Document:
>> Start

By Geneviève Morin
One ordinary June day in 2011, an unordinary mystery landed on the desks of Library and Archives Canada’s (LAC) documentary art archivists. A small bronze statuette of James Wolfe by sculptor Vernon March had just been found at the Lord Elgin Hotel in Ottawa, carefully wrapped and secretly left unattended. The only clue was a note in which the anonymous author expressed regret at having stolen the statuette “in an act of foolishness” while visiting the Archives in the 1950s. Now in the twilight of his life, he was endeavouring to make amends…
The archivists familiar with the history of LAC’s non-textual collections immediately got to work: research was undertaken, paperwork was retrieved, and provenance was confirmed. The bronze likeness of General Wolfe had indeed been added to the Archives’ holdings in 1914! The statuette was gratefully retrieved and eventually transferred to its new current home, the Canadian Museum of History.
However, the question remains… Why would archives ever have collected that sort of sculpture in the first place? Do archives not typically stick to two-dimensional material like textual documents, photographs, maps and drawings? To be sure, even though many Canadians are aware that LAC and its predecessor institutions (the National Archives of Canada, the National Library of Canada and the Public Archives of Canada) have acquired non-textual material for over 130 years, few are familiar with the reason why our holdings were—and, in some cases, still are—so eclectic.

>> End

What to do:
**A.** Answer these questions from the article on the James Wolfe statuette:
(i) In what hotel was the statuette found?
(ii) In what year had the statuette been added to the Archives' holdings?
(iii) What institution became the statuette's new home?
**B.** Copy out the passage of the article on the James Wolfe statuette that begins at the words "However, the question" and stops after "still are—so eclectic.".
**C.** According to the article on the James Wolfe statuette, why did the anonymous note writer return the statuette? Answer in one to three sentences.
The entries that come after the article are not needed.

Data records:

>> Start

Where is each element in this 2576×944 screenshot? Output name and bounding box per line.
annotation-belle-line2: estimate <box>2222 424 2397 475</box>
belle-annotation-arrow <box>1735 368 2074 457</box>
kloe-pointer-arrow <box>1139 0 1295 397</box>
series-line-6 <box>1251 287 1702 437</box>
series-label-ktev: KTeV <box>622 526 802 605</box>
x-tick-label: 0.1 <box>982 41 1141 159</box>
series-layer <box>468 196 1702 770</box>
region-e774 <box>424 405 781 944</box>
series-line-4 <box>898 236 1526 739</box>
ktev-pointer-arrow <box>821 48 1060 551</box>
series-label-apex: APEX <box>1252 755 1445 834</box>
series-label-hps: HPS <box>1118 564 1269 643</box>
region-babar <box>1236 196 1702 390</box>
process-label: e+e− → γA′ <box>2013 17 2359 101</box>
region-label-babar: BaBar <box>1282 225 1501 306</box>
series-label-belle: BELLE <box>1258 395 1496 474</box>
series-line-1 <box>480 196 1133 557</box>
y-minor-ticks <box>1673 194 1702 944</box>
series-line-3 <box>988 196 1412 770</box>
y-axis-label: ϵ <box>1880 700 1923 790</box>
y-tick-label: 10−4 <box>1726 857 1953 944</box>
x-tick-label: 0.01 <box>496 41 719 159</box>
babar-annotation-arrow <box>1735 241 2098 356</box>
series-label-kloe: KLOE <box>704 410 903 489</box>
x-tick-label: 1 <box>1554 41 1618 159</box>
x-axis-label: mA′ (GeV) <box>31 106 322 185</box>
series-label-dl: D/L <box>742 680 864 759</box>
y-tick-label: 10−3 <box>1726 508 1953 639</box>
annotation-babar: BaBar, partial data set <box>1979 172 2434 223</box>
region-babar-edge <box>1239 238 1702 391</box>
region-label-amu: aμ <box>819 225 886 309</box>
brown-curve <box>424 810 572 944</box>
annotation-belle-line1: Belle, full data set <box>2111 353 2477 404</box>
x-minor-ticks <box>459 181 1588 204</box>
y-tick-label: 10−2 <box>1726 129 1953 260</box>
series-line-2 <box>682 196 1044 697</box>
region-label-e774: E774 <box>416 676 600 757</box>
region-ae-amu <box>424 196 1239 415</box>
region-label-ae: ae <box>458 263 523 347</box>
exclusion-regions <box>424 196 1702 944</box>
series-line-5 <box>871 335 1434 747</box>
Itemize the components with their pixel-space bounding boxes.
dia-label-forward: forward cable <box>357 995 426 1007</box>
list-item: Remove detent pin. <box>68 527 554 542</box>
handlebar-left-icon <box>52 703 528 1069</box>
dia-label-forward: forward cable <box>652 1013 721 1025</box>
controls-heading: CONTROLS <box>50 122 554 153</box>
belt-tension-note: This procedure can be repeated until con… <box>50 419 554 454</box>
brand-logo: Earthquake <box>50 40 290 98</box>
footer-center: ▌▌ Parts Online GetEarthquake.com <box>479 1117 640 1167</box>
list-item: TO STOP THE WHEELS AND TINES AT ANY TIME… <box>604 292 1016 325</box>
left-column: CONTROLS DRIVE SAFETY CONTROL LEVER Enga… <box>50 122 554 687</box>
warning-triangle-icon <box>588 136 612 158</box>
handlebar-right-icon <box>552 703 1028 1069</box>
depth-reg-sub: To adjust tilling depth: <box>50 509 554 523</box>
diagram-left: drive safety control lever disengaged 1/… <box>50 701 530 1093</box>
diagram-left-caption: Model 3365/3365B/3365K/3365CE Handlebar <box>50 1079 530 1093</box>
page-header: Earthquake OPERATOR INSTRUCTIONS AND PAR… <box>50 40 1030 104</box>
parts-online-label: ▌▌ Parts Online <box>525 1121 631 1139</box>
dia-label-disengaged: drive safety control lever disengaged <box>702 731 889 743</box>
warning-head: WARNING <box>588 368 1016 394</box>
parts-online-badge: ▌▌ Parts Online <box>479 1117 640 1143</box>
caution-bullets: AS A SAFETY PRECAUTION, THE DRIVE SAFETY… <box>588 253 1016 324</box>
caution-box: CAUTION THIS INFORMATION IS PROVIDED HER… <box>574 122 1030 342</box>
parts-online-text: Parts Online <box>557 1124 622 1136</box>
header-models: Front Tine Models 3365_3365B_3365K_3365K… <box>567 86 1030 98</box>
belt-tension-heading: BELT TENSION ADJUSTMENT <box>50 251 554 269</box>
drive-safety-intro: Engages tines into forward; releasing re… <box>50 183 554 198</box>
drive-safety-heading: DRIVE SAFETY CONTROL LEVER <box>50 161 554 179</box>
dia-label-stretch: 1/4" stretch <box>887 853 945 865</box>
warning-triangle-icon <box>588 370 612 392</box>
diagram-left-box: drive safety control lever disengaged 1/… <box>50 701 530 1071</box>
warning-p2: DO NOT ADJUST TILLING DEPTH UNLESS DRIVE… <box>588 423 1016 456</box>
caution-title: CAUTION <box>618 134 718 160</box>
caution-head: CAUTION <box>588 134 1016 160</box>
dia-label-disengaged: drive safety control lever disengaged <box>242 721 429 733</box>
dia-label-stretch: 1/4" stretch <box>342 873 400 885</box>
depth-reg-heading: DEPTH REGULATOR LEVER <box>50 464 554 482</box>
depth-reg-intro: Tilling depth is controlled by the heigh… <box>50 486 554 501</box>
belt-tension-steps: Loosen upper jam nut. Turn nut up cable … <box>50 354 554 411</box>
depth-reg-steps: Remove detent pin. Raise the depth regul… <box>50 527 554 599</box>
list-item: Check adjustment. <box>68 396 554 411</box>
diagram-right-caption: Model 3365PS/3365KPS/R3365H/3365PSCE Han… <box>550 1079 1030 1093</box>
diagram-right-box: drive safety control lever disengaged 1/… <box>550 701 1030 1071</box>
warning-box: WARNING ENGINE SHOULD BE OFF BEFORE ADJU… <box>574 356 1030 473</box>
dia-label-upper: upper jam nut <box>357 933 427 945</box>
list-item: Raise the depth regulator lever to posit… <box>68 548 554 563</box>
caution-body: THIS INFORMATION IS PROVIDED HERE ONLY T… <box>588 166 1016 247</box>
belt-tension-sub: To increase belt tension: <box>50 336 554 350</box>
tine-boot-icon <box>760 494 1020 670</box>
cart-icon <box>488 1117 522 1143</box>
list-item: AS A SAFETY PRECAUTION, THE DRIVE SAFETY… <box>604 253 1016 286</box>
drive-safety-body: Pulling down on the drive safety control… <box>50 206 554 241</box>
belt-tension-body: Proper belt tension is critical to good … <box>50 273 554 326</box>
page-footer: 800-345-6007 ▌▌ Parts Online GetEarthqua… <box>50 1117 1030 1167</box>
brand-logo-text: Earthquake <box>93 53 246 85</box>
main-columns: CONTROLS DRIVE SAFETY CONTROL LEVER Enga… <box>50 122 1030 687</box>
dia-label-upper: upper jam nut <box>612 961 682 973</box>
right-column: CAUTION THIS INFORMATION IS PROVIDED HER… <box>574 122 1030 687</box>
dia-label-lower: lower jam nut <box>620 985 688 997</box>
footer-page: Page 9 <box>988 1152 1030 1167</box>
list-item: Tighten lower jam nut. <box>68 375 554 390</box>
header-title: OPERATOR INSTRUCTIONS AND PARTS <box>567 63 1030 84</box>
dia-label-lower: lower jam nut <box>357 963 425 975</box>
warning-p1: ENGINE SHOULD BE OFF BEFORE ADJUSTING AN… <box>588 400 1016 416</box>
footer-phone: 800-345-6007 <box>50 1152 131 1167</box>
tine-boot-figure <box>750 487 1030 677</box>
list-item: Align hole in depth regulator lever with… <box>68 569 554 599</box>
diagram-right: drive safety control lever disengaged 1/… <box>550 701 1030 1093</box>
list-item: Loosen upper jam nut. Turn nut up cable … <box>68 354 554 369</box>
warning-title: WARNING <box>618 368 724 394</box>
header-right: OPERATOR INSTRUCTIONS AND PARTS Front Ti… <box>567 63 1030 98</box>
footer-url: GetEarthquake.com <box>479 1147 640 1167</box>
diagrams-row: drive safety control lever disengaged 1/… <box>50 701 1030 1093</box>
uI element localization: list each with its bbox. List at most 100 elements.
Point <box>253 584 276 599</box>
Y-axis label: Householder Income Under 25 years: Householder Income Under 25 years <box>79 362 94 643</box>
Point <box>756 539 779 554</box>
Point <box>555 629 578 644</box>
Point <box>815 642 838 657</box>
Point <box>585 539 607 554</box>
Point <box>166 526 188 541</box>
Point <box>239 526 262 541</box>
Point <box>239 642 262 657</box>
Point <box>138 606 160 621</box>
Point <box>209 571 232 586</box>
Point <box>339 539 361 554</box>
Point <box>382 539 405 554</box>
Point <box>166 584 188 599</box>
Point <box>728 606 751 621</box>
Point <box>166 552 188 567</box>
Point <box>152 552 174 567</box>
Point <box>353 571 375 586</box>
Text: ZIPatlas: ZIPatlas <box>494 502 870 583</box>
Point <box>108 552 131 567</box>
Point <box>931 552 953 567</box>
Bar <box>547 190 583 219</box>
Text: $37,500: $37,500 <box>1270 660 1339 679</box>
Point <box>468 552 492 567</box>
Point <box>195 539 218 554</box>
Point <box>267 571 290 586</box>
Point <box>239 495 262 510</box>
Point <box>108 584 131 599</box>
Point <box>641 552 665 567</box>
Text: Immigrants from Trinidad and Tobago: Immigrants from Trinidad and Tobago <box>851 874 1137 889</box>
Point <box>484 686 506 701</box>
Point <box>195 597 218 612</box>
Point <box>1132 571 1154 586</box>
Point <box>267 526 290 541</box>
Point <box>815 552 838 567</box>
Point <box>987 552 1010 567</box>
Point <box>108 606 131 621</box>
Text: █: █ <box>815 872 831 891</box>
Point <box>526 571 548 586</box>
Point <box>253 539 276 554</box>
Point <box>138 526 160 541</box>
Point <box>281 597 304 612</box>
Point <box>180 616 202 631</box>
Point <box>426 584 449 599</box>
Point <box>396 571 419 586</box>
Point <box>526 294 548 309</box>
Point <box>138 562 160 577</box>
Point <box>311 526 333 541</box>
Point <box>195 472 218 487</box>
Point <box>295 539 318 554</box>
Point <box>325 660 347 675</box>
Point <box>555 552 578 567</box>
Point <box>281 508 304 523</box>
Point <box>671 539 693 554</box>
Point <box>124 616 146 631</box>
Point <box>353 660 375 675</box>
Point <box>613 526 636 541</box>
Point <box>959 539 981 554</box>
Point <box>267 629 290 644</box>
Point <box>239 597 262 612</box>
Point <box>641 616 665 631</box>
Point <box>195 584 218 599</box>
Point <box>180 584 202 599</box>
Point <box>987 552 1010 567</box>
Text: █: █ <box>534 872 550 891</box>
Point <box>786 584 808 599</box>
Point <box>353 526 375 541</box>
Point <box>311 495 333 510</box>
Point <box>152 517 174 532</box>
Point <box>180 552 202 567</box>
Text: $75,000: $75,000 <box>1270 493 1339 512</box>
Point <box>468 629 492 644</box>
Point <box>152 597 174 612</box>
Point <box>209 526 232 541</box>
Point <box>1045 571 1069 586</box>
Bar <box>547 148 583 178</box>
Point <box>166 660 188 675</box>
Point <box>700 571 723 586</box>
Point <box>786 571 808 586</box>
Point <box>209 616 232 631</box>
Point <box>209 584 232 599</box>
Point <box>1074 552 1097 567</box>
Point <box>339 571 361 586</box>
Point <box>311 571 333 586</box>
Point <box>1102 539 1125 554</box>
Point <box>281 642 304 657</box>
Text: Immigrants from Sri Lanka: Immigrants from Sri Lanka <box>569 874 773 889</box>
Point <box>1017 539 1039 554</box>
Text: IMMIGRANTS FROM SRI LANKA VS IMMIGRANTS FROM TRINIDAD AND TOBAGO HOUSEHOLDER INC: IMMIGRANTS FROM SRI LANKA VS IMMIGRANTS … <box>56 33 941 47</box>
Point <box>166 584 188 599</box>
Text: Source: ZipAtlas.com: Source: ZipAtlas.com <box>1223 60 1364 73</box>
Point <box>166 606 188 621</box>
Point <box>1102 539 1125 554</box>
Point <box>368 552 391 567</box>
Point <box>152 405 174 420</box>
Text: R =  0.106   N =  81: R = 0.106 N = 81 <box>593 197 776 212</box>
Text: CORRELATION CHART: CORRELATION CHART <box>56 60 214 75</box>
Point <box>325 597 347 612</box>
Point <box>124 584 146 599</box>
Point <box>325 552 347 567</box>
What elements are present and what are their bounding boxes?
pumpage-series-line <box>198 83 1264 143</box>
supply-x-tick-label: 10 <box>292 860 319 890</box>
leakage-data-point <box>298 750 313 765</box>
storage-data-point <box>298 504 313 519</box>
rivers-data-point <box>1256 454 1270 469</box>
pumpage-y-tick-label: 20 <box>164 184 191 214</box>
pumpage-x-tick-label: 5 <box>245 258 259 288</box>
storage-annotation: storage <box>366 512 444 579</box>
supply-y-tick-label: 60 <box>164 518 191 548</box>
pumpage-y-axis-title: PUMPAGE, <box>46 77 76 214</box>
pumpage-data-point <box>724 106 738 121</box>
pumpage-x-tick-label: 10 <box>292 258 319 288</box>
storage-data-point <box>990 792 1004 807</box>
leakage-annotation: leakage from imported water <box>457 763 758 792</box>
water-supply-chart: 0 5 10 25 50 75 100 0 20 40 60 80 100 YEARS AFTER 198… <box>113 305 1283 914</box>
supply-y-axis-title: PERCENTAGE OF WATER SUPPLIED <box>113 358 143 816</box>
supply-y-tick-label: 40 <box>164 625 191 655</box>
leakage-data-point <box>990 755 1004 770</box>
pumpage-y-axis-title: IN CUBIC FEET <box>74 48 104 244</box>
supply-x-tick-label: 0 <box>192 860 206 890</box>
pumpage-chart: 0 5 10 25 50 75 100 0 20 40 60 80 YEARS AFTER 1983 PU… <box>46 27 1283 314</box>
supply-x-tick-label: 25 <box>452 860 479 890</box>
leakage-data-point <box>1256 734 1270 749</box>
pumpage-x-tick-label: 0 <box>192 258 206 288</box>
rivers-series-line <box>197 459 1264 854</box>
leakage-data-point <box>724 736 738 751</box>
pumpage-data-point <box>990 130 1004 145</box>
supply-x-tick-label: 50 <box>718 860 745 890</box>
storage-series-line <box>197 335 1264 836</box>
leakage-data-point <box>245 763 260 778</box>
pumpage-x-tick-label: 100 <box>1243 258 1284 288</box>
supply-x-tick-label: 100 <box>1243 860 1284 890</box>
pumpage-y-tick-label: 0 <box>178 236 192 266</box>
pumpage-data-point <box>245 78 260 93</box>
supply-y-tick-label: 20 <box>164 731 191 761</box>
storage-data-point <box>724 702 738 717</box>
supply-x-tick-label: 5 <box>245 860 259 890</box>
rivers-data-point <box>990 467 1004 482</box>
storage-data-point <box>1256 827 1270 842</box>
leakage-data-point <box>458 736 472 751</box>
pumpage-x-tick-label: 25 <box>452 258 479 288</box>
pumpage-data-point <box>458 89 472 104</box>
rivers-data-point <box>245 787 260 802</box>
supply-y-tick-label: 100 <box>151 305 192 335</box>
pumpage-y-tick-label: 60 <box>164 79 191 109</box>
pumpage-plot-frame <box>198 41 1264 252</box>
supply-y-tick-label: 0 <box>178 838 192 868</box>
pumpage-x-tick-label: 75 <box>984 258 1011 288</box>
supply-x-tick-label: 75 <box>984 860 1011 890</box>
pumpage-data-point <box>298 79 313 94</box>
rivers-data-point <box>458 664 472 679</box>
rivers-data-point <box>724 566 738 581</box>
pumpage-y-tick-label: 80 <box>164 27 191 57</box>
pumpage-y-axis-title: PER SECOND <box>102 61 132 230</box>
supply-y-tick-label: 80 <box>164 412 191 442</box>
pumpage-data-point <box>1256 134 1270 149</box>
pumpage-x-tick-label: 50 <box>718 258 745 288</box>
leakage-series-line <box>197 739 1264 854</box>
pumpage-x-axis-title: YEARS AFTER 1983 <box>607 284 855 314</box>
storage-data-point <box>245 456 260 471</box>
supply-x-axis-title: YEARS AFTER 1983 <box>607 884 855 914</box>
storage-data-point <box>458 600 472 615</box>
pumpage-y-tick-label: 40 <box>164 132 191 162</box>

>> End

Task results:
**A.**
(i) The Lord Elgin Hotel in Ottawa
(ii) 1914
(iii) The Canadian Museum of History

**B.**
However, the question remains… Why would archives ever have collected that sort of sculpture in the first place? Do archives not typically stick to two-dimensional material like textual documents, photographs, maps and drawings? To be sure, even though many Canadians are aware that LAC and its predecessor institutions (the National Archives of Canada, the National Library of Canada and the Public Archives of Canada) have acquired non-textual material for over 130 years, few are familiar with the reason why our holdings were—and, in some cases, still are—so eclectic.

**C.** He regretted having stolen it "in an act of foolishness" while visiting the Archives in the 1950s. Now in the twilight of his life, he was trying to make amends.